TASK DETAILS
Every line that contains the word "Störfaktoren" should be copied out.
-------- RECORDED DATA
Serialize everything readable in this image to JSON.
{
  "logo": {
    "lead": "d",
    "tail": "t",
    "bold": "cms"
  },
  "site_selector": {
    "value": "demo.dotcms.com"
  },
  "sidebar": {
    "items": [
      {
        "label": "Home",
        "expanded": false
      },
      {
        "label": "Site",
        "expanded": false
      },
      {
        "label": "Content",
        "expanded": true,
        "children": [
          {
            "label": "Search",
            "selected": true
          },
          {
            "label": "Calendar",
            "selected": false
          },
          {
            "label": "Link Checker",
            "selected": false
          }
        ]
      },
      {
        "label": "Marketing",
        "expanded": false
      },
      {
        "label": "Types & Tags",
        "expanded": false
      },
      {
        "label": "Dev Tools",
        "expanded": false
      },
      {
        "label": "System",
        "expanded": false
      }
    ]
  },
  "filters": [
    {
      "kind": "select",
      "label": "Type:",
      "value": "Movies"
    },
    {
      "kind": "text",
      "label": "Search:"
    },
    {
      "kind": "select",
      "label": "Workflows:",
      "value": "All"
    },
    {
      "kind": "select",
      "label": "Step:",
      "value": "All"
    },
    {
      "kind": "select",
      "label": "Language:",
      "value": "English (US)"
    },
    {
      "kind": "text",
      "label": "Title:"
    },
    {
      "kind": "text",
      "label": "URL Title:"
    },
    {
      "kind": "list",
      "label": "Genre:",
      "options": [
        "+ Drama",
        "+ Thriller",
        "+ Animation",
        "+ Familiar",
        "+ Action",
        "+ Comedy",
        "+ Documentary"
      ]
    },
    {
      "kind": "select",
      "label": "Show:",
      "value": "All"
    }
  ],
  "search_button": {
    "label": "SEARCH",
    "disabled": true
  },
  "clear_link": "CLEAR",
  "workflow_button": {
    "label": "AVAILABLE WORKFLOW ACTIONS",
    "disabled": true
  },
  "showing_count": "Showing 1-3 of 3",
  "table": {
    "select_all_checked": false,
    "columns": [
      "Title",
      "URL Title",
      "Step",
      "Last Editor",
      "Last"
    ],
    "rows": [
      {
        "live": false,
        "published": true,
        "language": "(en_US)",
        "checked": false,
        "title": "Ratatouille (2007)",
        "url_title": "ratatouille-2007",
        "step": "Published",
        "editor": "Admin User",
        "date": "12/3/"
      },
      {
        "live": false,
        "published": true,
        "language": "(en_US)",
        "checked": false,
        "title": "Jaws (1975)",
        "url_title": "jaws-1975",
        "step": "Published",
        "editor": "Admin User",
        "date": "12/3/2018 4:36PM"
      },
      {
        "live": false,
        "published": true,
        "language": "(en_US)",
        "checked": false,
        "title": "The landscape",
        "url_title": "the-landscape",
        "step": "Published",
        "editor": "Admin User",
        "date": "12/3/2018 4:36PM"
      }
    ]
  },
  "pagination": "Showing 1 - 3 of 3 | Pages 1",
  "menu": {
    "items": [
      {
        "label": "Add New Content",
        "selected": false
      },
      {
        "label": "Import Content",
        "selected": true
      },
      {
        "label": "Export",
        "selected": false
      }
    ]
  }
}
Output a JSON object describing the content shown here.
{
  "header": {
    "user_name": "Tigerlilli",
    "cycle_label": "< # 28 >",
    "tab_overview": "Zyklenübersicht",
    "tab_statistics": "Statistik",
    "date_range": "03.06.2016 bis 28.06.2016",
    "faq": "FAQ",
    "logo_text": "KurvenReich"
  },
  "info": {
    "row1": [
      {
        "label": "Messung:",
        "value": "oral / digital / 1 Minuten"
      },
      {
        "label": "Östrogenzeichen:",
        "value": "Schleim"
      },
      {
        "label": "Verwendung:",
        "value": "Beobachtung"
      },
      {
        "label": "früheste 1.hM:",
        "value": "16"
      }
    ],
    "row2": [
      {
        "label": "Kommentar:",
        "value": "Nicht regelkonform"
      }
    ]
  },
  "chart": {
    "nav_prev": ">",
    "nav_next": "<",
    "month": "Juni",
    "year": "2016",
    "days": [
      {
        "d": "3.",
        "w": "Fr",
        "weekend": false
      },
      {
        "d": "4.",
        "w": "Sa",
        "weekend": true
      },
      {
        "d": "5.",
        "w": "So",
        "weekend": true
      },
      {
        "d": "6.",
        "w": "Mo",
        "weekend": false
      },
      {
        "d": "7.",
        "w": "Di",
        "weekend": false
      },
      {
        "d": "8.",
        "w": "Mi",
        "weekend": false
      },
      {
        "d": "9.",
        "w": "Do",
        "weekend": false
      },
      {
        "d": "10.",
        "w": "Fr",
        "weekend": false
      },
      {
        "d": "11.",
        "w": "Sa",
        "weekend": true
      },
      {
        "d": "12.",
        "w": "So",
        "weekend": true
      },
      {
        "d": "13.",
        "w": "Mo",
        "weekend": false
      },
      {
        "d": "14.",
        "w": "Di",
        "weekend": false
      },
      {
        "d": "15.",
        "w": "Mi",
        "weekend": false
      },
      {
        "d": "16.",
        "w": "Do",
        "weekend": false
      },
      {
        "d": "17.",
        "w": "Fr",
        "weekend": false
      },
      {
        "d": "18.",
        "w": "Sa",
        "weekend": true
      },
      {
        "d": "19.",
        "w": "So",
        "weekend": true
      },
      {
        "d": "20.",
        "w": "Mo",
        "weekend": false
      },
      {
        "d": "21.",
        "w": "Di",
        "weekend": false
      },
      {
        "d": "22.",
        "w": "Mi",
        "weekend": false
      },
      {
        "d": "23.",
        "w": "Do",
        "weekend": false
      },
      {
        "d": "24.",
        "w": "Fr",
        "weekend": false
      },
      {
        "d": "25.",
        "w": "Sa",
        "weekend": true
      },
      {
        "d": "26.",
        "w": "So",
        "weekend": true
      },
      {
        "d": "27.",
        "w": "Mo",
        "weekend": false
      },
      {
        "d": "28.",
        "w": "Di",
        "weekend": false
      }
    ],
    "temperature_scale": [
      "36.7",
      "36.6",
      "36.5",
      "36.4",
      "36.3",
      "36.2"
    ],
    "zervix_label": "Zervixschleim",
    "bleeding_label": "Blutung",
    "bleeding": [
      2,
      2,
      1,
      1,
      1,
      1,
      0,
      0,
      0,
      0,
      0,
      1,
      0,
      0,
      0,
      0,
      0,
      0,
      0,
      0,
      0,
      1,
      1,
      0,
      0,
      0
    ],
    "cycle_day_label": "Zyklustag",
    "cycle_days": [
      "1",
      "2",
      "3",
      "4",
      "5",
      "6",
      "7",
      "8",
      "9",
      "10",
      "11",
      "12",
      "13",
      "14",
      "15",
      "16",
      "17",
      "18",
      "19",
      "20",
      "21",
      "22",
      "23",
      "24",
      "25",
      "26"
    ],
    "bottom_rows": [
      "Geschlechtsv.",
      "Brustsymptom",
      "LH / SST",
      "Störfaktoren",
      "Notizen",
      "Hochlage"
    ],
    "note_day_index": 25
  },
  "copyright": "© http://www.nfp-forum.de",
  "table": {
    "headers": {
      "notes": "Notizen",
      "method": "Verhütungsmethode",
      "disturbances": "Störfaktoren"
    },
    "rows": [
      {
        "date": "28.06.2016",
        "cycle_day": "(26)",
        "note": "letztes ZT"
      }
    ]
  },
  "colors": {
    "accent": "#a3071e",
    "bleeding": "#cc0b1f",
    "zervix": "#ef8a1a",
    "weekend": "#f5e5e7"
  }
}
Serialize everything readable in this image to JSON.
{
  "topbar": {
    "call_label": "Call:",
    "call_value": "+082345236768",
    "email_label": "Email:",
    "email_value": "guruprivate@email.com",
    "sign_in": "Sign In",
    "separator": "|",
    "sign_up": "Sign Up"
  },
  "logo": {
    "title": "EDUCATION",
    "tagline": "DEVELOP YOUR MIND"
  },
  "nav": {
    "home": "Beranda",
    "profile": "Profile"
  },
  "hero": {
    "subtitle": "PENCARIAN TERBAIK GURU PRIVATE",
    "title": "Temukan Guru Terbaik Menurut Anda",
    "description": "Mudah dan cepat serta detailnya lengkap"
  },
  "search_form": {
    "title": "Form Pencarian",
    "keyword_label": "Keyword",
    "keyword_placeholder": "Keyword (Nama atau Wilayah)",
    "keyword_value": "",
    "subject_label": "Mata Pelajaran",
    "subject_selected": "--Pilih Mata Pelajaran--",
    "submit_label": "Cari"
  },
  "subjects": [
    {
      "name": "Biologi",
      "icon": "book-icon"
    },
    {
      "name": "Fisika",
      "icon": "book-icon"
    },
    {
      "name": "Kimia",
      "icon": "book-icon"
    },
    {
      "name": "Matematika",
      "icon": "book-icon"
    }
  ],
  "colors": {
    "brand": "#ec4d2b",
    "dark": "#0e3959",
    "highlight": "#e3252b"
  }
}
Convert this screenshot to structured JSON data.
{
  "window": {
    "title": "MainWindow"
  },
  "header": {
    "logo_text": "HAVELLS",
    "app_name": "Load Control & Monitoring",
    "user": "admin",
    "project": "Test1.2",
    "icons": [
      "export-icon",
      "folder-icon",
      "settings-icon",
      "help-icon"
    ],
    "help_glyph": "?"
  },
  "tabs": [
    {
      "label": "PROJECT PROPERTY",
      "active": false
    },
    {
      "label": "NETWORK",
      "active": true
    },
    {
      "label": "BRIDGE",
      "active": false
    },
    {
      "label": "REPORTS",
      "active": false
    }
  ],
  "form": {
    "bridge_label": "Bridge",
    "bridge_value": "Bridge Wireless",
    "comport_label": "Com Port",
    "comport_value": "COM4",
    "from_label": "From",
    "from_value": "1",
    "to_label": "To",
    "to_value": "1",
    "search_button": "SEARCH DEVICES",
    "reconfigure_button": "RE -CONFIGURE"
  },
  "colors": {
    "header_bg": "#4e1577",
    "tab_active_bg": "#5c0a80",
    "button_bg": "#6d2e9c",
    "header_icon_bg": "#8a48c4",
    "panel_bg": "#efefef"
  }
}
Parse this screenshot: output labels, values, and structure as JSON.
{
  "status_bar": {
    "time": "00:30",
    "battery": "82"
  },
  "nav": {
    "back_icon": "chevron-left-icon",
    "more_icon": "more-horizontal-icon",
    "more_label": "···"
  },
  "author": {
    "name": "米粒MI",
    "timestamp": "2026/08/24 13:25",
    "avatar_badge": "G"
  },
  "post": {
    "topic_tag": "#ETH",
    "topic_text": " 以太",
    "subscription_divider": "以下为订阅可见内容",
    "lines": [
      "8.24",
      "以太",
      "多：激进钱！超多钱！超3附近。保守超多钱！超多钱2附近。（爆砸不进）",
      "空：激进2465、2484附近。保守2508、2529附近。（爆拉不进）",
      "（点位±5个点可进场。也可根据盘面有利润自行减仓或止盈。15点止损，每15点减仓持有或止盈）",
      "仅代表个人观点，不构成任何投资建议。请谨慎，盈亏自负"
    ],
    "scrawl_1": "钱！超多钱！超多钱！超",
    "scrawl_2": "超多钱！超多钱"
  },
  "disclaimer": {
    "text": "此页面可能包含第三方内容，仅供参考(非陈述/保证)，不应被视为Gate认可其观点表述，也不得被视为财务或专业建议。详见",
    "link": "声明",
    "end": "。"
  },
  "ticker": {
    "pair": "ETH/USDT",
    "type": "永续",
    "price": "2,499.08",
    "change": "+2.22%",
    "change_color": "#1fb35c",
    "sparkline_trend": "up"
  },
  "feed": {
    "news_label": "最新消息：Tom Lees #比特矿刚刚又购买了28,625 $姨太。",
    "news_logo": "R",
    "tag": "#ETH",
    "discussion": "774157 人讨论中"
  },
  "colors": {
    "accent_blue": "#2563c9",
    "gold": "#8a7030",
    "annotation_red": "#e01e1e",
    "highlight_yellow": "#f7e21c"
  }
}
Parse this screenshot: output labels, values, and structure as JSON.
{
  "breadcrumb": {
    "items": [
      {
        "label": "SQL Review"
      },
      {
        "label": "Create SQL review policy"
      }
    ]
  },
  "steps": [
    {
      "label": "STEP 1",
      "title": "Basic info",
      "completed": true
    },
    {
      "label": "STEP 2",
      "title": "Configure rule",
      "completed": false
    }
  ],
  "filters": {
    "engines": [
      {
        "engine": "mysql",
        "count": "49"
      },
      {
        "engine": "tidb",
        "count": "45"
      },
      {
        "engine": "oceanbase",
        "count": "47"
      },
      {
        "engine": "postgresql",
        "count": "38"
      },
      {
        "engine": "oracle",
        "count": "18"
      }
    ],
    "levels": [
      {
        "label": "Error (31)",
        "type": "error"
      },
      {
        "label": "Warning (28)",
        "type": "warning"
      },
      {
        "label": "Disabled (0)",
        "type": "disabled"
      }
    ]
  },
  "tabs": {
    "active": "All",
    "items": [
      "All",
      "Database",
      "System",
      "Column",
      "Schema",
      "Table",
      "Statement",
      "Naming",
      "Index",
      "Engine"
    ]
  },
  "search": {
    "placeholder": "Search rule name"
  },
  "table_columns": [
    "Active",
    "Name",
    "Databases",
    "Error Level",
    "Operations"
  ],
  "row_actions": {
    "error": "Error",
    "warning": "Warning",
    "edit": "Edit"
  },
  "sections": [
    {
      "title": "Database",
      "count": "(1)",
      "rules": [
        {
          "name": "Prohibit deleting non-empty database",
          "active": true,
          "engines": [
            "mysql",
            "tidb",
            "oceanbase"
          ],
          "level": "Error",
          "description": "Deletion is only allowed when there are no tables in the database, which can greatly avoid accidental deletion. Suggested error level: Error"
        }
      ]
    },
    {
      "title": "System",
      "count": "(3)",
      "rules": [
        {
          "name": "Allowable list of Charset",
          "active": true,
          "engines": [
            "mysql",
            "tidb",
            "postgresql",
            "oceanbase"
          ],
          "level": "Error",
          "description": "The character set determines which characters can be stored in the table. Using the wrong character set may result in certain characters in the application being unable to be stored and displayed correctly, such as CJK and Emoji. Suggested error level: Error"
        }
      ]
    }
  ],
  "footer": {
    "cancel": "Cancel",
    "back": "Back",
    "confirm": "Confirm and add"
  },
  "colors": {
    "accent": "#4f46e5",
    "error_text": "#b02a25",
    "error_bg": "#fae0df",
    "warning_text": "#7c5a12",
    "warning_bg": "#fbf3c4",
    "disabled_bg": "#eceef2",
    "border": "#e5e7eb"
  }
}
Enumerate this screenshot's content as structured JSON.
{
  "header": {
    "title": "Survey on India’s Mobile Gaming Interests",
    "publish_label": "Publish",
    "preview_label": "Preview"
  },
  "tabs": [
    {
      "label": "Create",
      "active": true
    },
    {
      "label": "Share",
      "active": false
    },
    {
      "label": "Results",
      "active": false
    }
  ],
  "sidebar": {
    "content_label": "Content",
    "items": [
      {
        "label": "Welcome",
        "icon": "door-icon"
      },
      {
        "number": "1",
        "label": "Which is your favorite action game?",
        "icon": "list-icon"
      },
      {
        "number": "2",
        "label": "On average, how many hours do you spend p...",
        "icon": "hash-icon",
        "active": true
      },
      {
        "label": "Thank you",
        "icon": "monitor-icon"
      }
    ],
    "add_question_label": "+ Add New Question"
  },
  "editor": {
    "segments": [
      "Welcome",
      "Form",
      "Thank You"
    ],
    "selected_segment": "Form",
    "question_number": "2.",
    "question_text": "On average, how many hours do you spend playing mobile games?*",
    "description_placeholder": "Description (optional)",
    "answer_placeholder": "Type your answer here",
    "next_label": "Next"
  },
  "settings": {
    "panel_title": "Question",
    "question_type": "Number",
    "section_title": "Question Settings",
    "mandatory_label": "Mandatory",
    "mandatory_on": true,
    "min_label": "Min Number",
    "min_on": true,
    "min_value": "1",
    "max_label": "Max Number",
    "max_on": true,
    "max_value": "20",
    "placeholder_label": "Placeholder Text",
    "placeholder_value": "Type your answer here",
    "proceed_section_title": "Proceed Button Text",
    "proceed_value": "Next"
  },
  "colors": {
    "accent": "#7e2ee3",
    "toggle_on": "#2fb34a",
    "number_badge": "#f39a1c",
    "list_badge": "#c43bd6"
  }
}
----------------
RESPONSE
      "Störfaktoren",
      "disturbances": "Störfaktoren"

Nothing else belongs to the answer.